◆ GIVEN TEXT ◆
= = =

No decent framework currently - just a bunch of individual files either inherited from GotoBLAS or inspired by those. Run make in the benchmark directory, and then execute one of the generated *.goto files with optional arguments of initial dimension, final dimension, step size, e.g. dlinpack.goto 1000 10000 50 to get a simple printout of problem size vs. MFlops to feed into e.g. gnuplot. The scripts subdirectory contains similarly trivial scripts for python,octave and r

Dec 30 '20 15:12 martin-frbg

I've run the benchmark suite on OpenBLAS (develop branch) compiled for:

arm64 / VORTEX with LLVM shipped with Big Sur
x86_64 using homebrew's gcc-10 toolchain and run using Rosetta. These tests were run twice in order to cache the translation.

For comparison, I've included results for veclib, where these benchmarks compiled cleanly. Many did not and some tests segfaulted.

= = =

◆ PROVIDED DATA ◆
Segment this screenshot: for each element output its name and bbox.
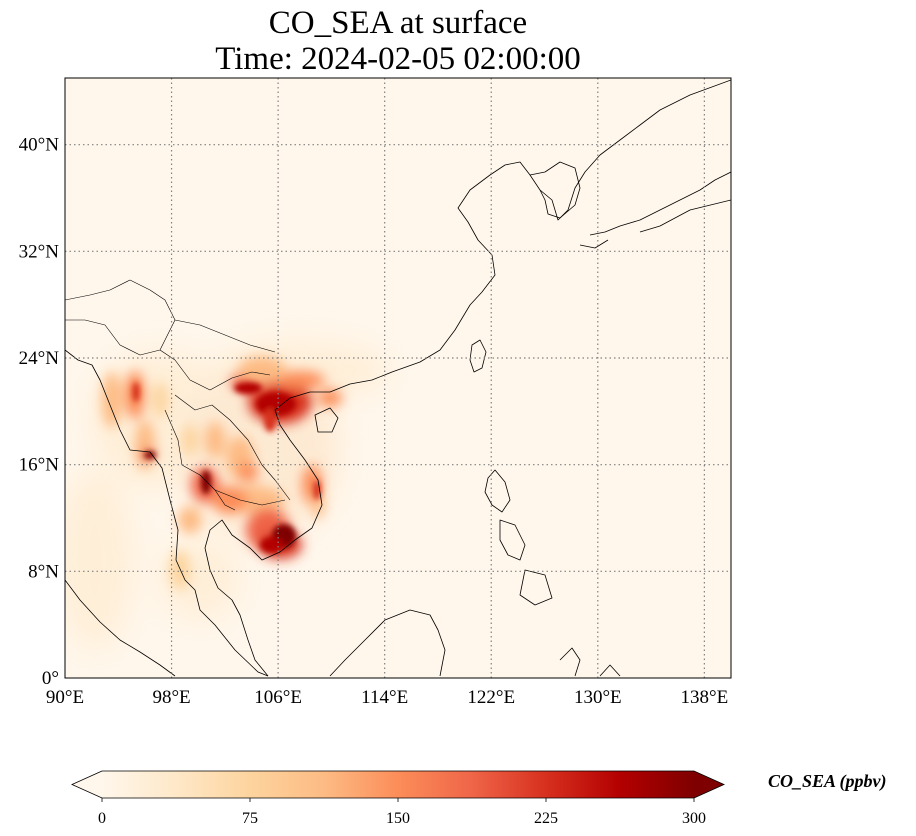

= = =

◆ YOUR TASKS ◆
(1) From the OpenBLAS benchmark thread, extract everything from "No decent framework" down to "some tests segfaulted.", copied word for word.
(2) According to the OpenBLAS benchmark thread, which optional arguments can be passed when executing one of the generated *.goto files? List them all.

◆ SOLUTIONS TO THE EXERCISE ◆
(1)
No decent framework currently - just a bunch of individual files either inherited from GotoBLAS or inspired by those. Run make in the benchmark directory, and then execute one of the generated *.goto files with optional arguments of initial dimension, final dimension, step size, e.g. dlinpack.goto 1000 10000 50 to get a simple printout of problem size vs. MFlops to feed into e.g. gnuplot. The scripts subdirectory contains similarly trivial scripts for python,octave and r

Dec 30 '20 15:12 martin-frbg

I've run the benchmark suite on OpenBLAS (develop branch) compiled for:

arm64 / VORTEX with LLVM shipped with Big Sur
x86_64 using homebrew's gcc-10 toolchain and run using Rosetta. These tests were run twice in order to cache the translation.

For comparison, I've included results for veclib, where these benchmarks compiled cleanly. Many did not and some tests segfaulted.

(2)
- initial dimension
- final dimension
- step size